EXERCISE DETAILS:
Take every line from the listing below that contains "qiladi".

ROWS:
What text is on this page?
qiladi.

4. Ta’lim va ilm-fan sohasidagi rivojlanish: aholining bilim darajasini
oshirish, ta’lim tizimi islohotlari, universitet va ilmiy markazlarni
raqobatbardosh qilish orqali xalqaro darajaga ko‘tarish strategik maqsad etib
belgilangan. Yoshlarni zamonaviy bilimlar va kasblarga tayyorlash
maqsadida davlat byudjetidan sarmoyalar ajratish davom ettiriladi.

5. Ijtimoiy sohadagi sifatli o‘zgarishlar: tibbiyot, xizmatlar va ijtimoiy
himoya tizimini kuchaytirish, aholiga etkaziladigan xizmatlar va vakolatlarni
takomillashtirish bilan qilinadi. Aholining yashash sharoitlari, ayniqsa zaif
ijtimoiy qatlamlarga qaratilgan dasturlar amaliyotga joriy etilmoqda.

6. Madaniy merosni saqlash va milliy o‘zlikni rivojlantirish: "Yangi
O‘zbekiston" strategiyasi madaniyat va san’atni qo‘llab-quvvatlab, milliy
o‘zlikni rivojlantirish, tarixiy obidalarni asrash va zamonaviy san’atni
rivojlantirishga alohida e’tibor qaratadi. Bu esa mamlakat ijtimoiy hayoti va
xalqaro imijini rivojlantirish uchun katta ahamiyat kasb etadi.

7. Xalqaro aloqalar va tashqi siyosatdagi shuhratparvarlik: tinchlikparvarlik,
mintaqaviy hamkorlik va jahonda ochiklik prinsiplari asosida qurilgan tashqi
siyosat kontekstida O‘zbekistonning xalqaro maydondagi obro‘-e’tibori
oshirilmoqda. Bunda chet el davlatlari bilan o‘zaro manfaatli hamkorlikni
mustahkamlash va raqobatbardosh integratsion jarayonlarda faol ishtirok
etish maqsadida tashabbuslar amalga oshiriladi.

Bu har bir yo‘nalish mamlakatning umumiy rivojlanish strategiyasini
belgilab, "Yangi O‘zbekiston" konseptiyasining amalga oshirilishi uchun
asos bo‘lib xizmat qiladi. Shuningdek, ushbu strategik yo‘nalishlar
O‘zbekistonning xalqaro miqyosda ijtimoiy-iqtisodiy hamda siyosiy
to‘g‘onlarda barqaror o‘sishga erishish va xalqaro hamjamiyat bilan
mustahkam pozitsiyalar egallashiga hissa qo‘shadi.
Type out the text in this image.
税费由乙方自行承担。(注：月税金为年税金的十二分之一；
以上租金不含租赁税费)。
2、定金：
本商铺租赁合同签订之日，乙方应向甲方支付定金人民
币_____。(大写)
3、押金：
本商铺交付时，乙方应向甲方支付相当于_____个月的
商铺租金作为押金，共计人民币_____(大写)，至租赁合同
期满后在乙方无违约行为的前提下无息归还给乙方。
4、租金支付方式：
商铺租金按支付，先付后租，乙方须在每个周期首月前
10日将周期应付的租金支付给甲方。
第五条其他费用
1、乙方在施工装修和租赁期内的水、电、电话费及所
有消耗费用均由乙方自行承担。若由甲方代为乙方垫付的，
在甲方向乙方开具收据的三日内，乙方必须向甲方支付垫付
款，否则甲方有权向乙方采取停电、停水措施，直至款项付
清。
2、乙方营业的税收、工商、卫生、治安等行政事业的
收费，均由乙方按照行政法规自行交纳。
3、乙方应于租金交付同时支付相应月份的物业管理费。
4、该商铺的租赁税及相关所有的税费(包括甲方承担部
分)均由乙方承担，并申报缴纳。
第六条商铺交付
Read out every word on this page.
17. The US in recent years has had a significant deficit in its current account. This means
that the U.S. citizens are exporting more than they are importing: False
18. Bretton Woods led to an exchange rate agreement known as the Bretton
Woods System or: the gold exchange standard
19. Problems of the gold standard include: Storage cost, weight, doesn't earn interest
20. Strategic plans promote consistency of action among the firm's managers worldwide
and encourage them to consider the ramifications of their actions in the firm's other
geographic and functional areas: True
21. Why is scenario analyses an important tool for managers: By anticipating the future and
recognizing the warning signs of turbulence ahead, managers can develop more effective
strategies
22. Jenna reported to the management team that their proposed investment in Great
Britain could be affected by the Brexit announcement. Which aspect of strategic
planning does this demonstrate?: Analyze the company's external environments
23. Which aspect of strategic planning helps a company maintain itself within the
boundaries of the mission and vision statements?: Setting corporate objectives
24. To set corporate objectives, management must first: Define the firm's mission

EXERCISE RESPONSE:
qiladi.
asos bo‘lib xizmat qiladi. Shuningdek, ushbu strategik yo‘nalishlar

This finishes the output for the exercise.